17/09/2019
O Contrato de Trabalho Intermitente é uma nova modalidade de contratação do trabalhador, expressamente prevista na Lei da Reforma Trabalhista.
Considera-se como intermitente o Contrato de Trabalho no qual a prestação de serviços, com subordinação, não é contínua, ocorrendo com alternância de períodos de prestação de serviços e de inatividade, determinados em horas, dias ou meses, independentemente do tipo de atividade do empregado e do empregador, exceto para os aeronautas, regidos por legislação própria.
Interessante destacar que o trabalhador poderá prestar serviços de qualquer natureza a outros tomadores de serviço, que exerçam ou não a mesma atividade econômica, utilizando contrato de trabalho intermitente ou outra modalidade de contrato de trabalho.
A Medida Provisória 808/2017 havia alterado o art. 452-A da CLT, estabelecendo que o contrato de trabalho intermitente deveria ser celebrado por escrito e registrado na CTPS, ainda que previsto acordo coletivo de trabalho ou convenção coletiva, bem como deveria constar:
- identificação, assinatura e domicílio ou sede das partes;
- valor da hora ou do dia de trabalho, que não poderá ser inferior ao valor horário ou diário do salário mínimo, assegurada a remuneração do trabalho noturno superior à do diurno e observado o disposto no § 12; e
- o local e o prazo para o pagamento da remuneração.

┄┄┄┄┄┄┄┄┄┄

## [O que se pede]
Reescreva o trecho do texto sobre o contrato intermitente que começa com as palavras "Considera-se como intermitente" e termina com "por legislação própria.", substituindo "aeronautas" por "marítimos". A listagem é um material à parte, sem relação com o texto sobre o contrato intermitente.

┄┄┄┄┄┄┄┄┄┄

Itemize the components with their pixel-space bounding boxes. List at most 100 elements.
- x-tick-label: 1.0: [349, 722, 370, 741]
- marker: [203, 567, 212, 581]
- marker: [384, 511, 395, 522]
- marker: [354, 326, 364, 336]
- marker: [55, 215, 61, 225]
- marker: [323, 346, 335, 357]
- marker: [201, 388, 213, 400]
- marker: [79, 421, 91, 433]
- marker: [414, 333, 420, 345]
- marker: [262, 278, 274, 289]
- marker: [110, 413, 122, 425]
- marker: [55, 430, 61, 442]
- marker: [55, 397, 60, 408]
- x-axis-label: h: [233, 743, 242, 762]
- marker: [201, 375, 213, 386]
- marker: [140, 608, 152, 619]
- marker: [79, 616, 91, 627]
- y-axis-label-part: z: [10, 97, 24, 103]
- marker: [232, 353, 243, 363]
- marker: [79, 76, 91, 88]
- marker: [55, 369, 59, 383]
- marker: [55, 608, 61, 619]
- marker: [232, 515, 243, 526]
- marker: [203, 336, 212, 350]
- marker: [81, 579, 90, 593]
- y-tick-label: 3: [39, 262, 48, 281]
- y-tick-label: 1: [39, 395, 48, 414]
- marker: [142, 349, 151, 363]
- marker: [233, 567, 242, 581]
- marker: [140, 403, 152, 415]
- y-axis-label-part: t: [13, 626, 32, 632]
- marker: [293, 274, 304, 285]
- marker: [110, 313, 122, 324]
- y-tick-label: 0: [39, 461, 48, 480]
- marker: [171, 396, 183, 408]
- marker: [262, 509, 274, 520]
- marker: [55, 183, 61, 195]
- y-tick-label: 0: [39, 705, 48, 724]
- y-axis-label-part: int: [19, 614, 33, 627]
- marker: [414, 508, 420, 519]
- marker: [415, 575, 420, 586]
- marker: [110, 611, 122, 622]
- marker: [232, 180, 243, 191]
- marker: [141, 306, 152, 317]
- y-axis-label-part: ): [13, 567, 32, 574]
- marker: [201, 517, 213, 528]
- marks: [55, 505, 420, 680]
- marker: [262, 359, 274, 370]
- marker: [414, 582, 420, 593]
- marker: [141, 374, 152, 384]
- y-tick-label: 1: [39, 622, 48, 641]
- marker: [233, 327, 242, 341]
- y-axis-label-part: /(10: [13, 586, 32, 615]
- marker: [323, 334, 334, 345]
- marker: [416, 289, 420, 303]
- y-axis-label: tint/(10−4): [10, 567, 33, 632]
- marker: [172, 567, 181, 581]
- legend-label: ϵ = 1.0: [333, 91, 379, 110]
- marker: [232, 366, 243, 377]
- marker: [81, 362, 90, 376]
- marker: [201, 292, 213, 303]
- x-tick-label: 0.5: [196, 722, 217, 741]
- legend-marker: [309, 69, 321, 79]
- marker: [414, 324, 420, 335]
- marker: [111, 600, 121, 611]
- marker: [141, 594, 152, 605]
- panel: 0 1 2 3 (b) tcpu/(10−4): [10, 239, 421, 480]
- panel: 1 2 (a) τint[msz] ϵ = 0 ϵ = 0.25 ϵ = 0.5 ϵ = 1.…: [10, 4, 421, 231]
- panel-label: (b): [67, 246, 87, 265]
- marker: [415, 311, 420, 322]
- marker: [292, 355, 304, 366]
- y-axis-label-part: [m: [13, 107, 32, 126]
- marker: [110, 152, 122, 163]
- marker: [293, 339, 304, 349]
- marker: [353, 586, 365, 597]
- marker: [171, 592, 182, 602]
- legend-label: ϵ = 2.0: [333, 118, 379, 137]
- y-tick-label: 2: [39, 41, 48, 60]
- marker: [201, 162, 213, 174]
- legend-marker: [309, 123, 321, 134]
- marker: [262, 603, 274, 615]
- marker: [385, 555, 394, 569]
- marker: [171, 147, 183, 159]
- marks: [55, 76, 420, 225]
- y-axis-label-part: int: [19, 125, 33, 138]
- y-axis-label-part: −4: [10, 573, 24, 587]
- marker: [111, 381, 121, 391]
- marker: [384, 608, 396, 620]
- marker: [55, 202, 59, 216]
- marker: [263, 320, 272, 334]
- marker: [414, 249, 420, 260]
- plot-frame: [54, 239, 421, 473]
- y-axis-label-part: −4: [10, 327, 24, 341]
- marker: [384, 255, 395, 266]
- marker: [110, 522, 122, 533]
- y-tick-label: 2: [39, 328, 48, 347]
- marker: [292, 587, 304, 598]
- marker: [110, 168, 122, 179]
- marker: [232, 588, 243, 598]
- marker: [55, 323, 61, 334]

┄┄┄┄┄┄┄┄┄┄

## [Resposta da tarefa]
Considera-se como intermitente o Contrato de Trabalho no qual a prestação de serviços, com subordinação, não é contínua, ocorrendo com alternância de períodos de prestação de serviços e de inatividade, determinados em horas, dias ou meses, independentemente do tipo de atividade do empregado e do empregador, exceto para os marítimos, regidos por legislação própria.